__Questions__:
(a) Rewrite the paragraph beginning "China began increasing purchases" in the sorghum article below as a short bulleted list that keeps its main facts.
(b) In the sorghum article below, list every source the article credits for a fact or definition.
(c) According to the sorghum article below, what is the proof range of baijiu?

US farmers likely raising a glass to China, with sorghum exports soaring
Updated: 2015-04-09 04:26
By William Hennelly(China Daily USA)
China likes its baijiu, which is becoming more popular around the world. A byproduct of that demand is a booming US export market for sorghum.
Sorghum exports this year are expected to make up 62 percent of the total amount harvested, the highest proportion since 1975, according to the US Department of Agriculture (USDA) Economic Research Service. The department projects sorghum plantings to increase by nearly 400,000 acres this year to 7.5 million.
Sorghum is the main grain in baijiu, a 60-to-100-proof drink, the national spirit of China and the most consumed alcoholic beverage in the world.
Sales of baijiu in China rose 5.5 percent in 2014, according to Nielsen research.Dictionary.com defines sorghum as "a cereal grass, having broad, cornlike leaves and a tall, pithy stem bearing the grain in a dense terminal cluster".
China began increasing purchases of US sorghum in 2013 to supplement its own production (around the same time it suspended imports of a genetically modified corn (MR162) from the United States), which it uses mostly for livestock feed and to convert into alcohol. The ban, however, was lifted in December, which could potentially reduce demand for sorghum. Sorghum is not genetically modified and is also gluten-free, which has more companies using it in food products.

__Information shown__:
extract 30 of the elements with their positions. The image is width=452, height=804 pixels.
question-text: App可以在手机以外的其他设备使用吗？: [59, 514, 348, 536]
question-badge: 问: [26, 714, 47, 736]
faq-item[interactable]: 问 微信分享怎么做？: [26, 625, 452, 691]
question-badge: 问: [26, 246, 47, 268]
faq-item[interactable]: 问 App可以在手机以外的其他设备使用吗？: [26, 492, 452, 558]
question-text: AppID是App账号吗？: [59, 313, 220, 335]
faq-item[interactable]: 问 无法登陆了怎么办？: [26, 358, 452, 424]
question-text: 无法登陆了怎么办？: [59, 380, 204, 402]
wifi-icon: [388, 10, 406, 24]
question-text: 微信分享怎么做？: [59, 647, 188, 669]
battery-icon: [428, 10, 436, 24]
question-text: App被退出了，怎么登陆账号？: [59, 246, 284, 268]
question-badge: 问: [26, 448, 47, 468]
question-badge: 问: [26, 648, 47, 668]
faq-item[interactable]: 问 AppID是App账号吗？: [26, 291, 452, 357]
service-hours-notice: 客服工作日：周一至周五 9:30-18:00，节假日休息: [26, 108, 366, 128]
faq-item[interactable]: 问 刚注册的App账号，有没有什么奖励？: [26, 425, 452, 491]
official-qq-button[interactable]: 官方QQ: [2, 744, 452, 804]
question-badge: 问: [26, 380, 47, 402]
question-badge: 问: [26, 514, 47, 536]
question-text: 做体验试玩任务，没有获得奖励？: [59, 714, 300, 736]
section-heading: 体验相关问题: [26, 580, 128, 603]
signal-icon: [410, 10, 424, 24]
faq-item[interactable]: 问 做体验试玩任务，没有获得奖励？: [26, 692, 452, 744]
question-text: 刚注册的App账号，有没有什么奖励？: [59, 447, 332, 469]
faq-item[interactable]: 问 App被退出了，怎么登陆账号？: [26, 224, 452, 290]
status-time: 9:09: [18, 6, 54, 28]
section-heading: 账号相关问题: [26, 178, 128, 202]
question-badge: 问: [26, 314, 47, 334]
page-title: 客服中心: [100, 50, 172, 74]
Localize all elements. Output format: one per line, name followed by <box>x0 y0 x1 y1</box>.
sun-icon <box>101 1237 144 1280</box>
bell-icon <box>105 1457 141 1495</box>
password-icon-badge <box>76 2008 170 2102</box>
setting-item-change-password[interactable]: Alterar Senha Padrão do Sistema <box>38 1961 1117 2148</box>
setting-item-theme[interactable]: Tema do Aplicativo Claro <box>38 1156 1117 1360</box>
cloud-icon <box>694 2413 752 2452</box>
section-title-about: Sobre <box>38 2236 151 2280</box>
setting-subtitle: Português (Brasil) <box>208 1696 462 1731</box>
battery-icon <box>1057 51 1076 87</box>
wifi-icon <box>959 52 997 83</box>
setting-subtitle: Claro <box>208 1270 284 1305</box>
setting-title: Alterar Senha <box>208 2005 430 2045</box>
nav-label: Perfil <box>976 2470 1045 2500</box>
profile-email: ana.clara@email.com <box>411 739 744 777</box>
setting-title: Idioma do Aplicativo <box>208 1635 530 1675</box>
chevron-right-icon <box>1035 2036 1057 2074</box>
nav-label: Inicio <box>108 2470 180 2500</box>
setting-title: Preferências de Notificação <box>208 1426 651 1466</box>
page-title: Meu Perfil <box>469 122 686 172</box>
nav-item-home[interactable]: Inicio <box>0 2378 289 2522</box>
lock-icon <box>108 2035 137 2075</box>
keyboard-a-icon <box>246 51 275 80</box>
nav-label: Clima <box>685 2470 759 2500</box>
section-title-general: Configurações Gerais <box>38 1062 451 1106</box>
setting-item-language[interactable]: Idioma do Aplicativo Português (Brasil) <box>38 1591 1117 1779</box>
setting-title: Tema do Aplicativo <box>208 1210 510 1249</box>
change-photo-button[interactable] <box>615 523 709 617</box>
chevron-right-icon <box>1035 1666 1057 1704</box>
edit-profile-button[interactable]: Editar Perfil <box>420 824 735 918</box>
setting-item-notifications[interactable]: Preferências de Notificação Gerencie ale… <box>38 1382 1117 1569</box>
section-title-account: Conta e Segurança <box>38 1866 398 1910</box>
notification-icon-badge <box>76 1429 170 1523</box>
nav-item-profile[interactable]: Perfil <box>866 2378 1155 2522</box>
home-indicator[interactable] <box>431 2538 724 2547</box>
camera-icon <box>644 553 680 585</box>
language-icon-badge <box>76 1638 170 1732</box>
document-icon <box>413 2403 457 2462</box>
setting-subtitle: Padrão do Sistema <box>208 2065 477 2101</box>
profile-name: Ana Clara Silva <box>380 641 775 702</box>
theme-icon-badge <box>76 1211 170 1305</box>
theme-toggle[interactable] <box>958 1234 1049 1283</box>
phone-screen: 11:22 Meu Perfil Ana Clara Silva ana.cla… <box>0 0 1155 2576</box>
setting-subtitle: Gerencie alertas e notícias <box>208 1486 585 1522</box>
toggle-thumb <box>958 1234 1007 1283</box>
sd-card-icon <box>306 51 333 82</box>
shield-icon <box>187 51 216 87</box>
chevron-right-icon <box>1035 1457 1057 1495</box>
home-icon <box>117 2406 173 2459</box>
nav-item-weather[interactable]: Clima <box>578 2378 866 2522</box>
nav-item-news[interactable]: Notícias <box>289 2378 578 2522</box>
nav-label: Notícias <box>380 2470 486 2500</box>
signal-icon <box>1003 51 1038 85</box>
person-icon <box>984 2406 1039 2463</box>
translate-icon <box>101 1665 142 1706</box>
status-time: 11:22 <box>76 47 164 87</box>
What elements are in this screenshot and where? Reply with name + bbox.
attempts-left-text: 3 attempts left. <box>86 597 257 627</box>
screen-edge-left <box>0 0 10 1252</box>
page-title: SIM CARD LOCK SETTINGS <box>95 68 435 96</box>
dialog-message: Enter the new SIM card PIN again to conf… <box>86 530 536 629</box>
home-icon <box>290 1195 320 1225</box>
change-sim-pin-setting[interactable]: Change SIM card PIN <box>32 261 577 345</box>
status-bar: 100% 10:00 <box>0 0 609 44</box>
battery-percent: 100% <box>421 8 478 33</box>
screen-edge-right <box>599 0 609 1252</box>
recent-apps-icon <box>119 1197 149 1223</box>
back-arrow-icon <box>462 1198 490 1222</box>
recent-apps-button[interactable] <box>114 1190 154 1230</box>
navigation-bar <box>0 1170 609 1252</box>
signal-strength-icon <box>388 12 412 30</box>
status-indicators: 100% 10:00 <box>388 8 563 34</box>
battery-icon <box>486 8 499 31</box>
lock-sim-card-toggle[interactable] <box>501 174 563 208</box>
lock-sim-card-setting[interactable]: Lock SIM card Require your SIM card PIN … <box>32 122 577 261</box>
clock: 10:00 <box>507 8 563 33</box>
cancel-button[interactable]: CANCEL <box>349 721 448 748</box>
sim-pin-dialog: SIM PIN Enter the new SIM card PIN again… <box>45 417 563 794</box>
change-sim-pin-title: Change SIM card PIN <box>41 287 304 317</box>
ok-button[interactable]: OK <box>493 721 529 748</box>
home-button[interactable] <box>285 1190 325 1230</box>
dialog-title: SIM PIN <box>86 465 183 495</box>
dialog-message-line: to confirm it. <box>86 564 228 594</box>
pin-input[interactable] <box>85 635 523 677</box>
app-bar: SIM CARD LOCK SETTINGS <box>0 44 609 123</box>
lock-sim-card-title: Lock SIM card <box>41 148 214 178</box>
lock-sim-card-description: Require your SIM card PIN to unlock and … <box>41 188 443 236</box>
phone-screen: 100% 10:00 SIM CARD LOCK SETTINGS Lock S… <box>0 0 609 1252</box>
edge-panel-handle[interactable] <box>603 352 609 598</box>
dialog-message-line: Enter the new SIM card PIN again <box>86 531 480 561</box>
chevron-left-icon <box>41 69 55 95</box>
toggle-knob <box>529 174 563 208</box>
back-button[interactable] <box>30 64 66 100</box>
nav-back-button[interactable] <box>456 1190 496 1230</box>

__Solutions by task__:
(a)
- In 2013, China began buying more US sorghum to supplement its own production.
- Around the same time, China suspended imports of a genetically modified US corn, MR162.
- China uses sorghum mostly for livestock feed and to make alcohol.
- The corn ban was lifted in December, which could reduce demand for sorghum.
- Sorghum is not genetically modified and is gluten-free, so more companies are using it in food products.

(b)
- US Department of Agriculture (USDA) Economic Research Service
- Nielsen
- Dictionary.com

(c) Baijiu is 60 to 100 proof.